__What is asked__
Scan the following material for the string "videos" and copy each line in which it appears.

>> Start Records to process

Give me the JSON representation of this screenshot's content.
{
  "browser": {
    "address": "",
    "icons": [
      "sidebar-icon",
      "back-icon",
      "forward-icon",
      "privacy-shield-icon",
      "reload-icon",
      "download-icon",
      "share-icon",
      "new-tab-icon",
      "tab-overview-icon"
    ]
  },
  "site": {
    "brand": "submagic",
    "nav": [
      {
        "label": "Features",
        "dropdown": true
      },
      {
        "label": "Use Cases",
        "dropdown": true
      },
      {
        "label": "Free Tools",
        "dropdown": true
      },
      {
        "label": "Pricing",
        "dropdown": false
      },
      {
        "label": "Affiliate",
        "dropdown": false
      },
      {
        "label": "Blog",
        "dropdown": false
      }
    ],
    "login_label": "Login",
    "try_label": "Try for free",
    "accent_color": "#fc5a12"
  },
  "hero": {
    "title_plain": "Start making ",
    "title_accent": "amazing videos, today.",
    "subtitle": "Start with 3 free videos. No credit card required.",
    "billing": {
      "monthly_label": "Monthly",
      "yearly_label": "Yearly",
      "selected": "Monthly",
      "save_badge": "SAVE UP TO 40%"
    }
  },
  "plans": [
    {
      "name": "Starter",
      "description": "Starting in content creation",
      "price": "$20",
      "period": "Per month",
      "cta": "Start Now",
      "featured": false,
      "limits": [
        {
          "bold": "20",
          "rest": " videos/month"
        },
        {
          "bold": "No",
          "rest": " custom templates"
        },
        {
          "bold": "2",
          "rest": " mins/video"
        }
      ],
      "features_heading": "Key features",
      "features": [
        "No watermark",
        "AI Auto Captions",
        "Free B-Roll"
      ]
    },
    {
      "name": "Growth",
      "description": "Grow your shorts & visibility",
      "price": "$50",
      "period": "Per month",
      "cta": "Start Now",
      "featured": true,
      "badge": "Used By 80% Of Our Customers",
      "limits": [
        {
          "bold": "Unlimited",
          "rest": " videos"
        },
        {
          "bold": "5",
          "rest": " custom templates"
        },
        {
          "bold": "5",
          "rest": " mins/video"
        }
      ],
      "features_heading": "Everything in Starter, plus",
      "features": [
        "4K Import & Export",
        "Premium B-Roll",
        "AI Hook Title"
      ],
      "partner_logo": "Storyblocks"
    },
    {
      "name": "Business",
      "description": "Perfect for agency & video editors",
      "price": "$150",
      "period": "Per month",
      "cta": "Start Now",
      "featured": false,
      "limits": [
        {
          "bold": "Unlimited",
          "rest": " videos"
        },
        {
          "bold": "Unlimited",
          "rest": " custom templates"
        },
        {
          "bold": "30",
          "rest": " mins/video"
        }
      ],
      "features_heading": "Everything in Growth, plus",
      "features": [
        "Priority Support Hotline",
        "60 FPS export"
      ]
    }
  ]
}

>> End Records to process
>> Start Records to process

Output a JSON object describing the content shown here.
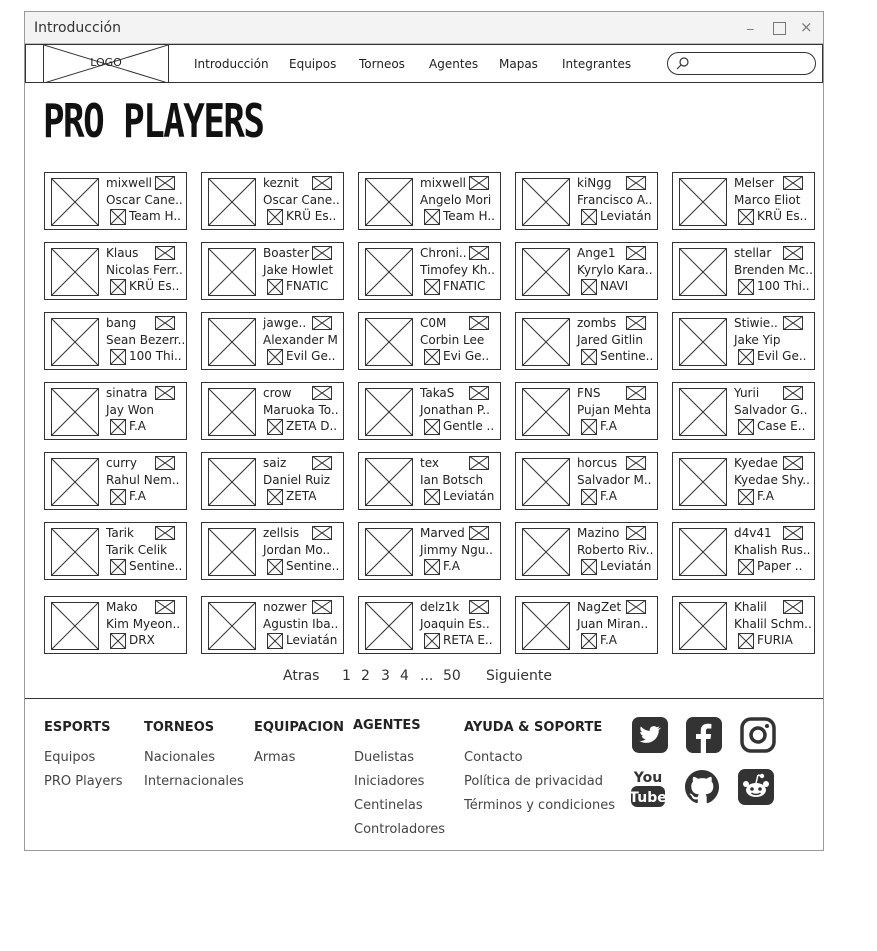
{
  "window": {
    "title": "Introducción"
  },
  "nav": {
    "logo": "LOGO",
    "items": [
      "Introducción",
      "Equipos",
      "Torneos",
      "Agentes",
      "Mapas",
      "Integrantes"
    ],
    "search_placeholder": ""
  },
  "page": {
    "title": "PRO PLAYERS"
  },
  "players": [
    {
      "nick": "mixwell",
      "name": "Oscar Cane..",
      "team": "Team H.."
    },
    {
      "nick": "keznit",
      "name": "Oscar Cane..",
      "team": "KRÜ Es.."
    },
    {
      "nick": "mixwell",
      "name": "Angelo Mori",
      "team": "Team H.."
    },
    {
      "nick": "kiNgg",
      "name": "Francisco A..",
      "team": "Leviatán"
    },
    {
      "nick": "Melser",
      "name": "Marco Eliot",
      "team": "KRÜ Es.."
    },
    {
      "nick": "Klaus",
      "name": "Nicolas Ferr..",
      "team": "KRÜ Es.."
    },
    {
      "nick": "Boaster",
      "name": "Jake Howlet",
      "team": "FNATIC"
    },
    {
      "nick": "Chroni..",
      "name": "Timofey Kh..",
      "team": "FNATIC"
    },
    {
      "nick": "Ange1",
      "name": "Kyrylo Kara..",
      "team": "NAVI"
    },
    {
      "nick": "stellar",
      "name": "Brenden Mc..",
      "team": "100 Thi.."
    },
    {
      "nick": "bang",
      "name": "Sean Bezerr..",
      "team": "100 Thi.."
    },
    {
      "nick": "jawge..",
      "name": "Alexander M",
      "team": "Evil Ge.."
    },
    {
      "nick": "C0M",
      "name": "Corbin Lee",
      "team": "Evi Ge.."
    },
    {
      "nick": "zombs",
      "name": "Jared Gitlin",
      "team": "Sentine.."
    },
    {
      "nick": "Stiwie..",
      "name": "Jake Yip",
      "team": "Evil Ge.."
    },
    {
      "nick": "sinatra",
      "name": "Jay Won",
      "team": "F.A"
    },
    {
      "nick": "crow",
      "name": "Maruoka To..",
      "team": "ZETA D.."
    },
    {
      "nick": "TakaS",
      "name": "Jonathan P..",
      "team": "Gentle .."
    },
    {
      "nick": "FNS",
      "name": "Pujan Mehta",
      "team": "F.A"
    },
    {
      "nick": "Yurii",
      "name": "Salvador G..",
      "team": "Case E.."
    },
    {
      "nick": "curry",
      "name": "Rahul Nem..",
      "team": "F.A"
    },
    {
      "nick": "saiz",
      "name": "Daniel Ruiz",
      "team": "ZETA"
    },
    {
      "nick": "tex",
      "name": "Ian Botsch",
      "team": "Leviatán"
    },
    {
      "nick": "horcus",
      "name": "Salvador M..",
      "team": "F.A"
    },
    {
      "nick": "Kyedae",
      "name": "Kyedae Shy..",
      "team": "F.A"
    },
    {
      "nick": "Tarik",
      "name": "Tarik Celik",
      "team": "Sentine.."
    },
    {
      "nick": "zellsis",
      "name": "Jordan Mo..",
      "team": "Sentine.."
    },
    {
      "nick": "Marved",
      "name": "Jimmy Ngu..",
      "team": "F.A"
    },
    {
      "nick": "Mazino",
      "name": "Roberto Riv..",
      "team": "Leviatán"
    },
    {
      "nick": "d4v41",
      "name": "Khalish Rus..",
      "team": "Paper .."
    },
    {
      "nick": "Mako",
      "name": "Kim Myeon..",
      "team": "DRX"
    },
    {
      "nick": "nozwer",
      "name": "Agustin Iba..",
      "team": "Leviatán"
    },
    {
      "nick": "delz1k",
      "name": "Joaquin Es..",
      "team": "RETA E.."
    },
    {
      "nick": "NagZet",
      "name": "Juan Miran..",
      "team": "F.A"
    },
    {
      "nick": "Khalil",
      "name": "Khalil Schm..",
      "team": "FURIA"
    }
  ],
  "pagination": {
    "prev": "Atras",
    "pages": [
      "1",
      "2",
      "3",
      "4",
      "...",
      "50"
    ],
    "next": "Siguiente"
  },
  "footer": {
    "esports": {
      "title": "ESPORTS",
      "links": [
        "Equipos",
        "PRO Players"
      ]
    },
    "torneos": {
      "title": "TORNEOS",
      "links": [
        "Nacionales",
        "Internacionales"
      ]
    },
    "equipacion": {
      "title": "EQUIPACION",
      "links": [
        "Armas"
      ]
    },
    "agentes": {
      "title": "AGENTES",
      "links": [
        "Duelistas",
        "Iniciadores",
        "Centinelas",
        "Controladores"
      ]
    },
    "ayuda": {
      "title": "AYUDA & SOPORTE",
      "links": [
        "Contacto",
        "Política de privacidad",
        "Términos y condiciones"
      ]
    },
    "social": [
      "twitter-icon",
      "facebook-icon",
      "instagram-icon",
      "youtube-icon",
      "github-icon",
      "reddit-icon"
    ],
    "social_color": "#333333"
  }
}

>> End Records to process

__Exercise result__
    "title_accent": "amazing videos, today.",
    "subtitle": "Start with 3 free videos. No credit card required.",
          "rest": " videos/month"
          "rest": " videos"
          "rest": " videos"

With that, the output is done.